*DO THIS*. Each record is to be transcribed exactly.

====

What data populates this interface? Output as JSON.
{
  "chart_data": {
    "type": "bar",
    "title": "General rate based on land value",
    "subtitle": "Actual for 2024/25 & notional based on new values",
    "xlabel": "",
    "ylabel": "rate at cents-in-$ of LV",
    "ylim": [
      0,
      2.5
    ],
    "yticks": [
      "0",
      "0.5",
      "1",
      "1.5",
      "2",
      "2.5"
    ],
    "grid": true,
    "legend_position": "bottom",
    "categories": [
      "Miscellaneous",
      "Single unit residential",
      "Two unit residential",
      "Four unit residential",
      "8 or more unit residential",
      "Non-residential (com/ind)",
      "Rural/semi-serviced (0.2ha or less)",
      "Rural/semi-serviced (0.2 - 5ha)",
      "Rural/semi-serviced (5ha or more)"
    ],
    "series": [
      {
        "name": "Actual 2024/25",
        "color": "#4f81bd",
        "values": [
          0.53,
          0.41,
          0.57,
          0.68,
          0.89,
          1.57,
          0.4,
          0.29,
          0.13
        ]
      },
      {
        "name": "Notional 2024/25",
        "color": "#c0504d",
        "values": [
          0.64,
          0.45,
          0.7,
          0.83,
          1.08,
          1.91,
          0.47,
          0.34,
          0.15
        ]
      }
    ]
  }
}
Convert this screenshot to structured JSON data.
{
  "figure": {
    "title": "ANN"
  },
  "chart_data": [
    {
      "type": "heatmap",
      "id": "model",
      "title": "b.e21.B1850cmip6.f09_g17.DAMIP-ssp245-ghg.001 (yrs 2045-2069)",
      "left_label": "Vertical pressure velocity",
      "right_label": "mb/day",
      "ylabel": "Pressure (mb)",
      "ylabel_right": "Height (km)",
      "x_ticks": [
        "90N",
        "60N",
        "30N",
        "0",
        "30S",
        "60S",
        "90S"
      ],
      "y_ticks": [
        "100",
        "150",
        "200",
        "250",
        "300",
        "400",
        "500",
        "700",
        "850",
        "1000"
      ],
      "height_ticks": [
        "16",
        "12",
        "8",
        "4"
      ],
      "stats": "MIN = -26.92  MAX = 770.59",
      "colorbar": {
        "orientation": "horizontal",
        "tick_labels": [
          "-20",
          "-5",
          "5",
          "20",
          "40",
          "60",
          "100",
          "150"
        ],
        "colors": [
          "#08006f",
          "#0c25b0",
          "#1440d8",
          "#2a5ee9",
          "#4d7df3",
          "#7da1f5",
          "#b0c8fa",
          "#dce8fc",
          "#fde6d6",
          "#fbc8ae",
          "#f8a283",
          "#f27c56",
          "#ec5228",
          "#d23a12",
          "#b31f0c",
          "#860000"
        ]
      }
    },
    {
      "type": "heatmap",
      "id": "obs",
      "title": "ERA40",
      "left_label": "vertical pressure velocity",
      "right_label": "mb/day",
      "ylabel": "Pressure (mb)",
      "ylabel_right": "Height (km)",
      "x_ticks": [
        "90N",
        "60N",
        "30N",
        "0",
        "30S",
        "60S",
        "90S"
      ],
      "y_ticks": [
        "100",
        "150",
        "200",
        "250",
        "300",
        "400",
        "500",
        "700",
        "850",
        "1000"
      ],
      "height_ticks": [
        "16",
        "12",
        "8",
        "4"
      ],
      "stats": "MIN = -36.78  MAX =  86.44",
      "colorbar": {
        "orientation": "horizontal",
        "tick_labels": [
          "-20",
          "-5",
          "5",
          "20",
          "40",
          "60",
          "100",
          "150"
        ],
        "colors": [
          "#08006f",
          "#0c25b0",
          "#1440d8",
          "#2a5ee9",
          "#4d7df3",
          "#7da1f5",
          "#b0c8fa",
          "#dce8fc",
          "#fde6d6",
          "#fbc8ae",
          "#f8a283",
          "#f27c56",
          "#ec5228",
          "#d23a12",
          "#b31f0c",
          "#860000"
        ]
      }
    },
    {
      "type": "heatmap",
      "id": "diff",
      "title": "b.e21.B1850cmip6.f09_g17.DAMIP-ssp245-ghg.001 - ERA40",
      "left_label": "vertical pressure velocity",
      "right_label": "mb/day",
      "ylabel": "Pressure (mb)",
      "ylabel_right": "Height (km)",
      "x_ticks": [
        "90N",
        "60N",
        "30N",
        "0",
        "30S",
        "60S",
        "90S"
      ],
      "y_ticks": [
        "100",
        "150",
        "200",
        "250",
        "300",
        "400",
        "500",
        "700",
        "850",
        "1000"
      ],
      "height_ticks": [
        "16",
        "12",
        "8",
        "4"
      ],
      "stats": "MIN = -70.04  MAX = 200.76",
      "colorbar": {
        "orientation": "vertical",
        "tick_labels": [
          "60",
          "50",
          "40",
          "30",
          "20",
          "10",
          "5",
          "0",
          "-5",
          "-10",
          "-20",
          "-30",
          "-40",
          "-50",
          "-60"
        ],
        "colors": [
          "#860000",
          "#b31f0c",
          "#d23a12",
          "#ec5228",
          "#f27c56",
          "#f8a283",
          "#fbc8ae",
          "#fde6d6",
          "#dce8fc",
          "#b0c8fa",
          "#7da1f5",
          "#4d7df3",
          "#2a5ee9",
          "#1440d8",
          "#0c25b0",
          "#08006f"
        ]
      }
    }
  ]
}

====

*RESPONSE BELOW*.
What data populates this interface? Output as JSON.
{
  "chart_data": {
    "type": "bar",
    "title": "General rate based on land value",
    "subtitle": "Actual for 2024/25 & notional based on new values",
    "xlabel": "",
    "ylabel": "rate at cents-in-$ of LV",
    "ylim": [
      0,
      2.5
    ],
    "yticks": [
      "0",
      "0.5",
      "1",
      "1.5",
      "2",
      "2.5"
    ],
    "grid": true,
    "legend_position": "bottom",
    "categories": [
      "Miscellaneous",
      "Single unit residential",
      "Two unit residential",
      "Four unit residential",
      "8 or more unit residential",
      "Non-residential (com/ind)",
      "Rural/semi-serviced (0.2ha or less)",
      "Rural/semi-serviced (0.2 - 5ha)",
      "Rural/semi-serviced (5ha or more)"
    ],
    "series": [
      {
        "name": "Actual 2024/25",
        "color": "#4f81bd",
        "values": [
          0.53,
          0.41,
          0.57,
          0.68,
          0.89,
          1.57,
          0.4,
          0.29,
          0.13
        ]
      },
      {
        "name": "Notional 2024/25",
        "color": "#c0504d",
        "values": [
          0.64,
          0.45,
          0.7,
          0.83,
          1.08,
          1.91,
          0.47,
          0.34,
          0.15
        ]
      }
    ]
  }
}
Convert this screenshot to structured JSON data.
{
  "figure": {
    "title": "ANN"
  },
  "chart_data": [
    {
      "type": "heatmap",
      "id": "model",
      "title": "b.e21.B1850cmip6.f09_g17.DAMIP-ssp245-ghg.001 (yrs 2045-2069)",
      "left_label": "Vertical pressure velocity",
      "right_label": "mb/day",
      "ylabel": "Pressure (mb)",
      "ylabel_right": "Height (km)",
      "x_ticks": [
        "90N",
        "60N",
        "30N",
        "0",
        "30S",
        "60S",
        "90S"
      ],
      "y_ticks": [
        "100",
        "150",
        "200",
        "250",
        "300",
        "400",
        "500",
        "700",
        "850",
        "1000"
      ],
      "height_ticks": [
        "16",
        "12",
        "8",
        "4"
      ],
      "stats": "MIN = -26.92  MAX = 770.59",
      "colorbar": {
        "orientation": "horizontal",
        "tick_labels": [
          "-20",
          "-5",
          "5",
          "20",
          "40",
          "60",
          "100",
          "150"
        ],
        "colors": [
          "#08006f",
          "#0c25b0",
          "#1440d8",
          "#2a5ee9",
          "#4d7df3",
          "#7da1f5",
          "#b0c8fa",
          "#dce8fc",
          "#fde6d6",
          "#fbc8ae",
          "#f8a283",
          "#f27c56",
          "#ec5228",
          "#d23a12",
          "#b31f0c",
          "#860000"
        ]
      }
    },
    {
      "type": "heatmap",
      "id": "obs",
      "title": "ERA40",
      "left_label": "vertical pressure velocity",
      "right_label": "mb/day",
      "ylabel": "Pressure (mb)",
      "ylabel_right": "Height (km)",
      "x_ticks": [
        "90N",
        "60N",
        "30N",
        "0",
        "30S",
        "60S",
        "90S"
      ],
      "y_ticks": [
        "100",
        "150",
        "200",
        "250",
        "300",
        "400",
        "500",
        "700",
        "850",
        "1000"
      ],
      "height_ticks": [
        "16",
        "12",
        "8",
        "4"
      ],
      "stats": "MIN = -36.78  MAX =  86.44",
      "colorbar": {
        "orientation": "horizontal",
        "tick_labels": [
          "-20",
          "-5",
          "5",
          "20",
          "40",
          "60",
          "100",
          "150"
        ],
        "colors": [
          "#08006f",
          "#0c25b0",
          "#1440d8",
          "#2a5ee9",
          "#4d7df3",
          "#7da1f5",
          "#b0c8fa",
          "#dce8fc",
          "#fde6d6",
          "#fbc8ae",
          "#f8a283",
          "#f27c56",
          "#ec5228",
          "#d23a12",
          "#b31f0c",
          "#860000"
        ]
      }
    },
    {
      "type": "heatmap",
      "id": "diff",
      "title": "b.e21.B1850cmip6.f09_g17.DAMIP-ssp245-ghg.001 - ERA40",
      "left_label": "vertical pressure velocity",
      "right_label": "mb/day",
      "ylabel": "Pressure (mb)",
      "ylabel_right": "Height (km)",
      "x_ticks": [
        "90N",
        "60N",
        "30N",
        "0",
        "30S",
        "60S",
        "90S"
      ],
      "y_ticks": [
        "100",
        "150",
        "200",
        "250",
        "300",
        "400",
        "500",
        "700",
        "850",
        "1000"
      ],
      "height_ticks": [
        "16",
        "12",
        "8",
        "4"
      ],
      "stats": "MIN = -70.04  MAX = 200.76",
      "colorbar": {
        "orientation": "vertical",
        "tick_labels": [
          "60",
          "50",
          "40",
          "30",
          "20",
          "10",
          "5",
          "0",
          "-5",
          "-10",
          "-20",
          "-30",
          "-40",
          "-50",
          "-60"
        ],
        "colors": [
          "#860000",
          "#b31f0c",
          "#d23a12",
          "#ec5228",
          "#f27c56",
          "#f8a283",
          "#fbc8ae",
          "#fde6d6",
          "#dce8fc",
          "#b0c8fa",
          "#7da1f5",
          "#4d7df3",
          "#2a5ee9",
          "#1440d8",
          "#0c25b0",
          "#08006f"
        ]
      }
    }
  ]
}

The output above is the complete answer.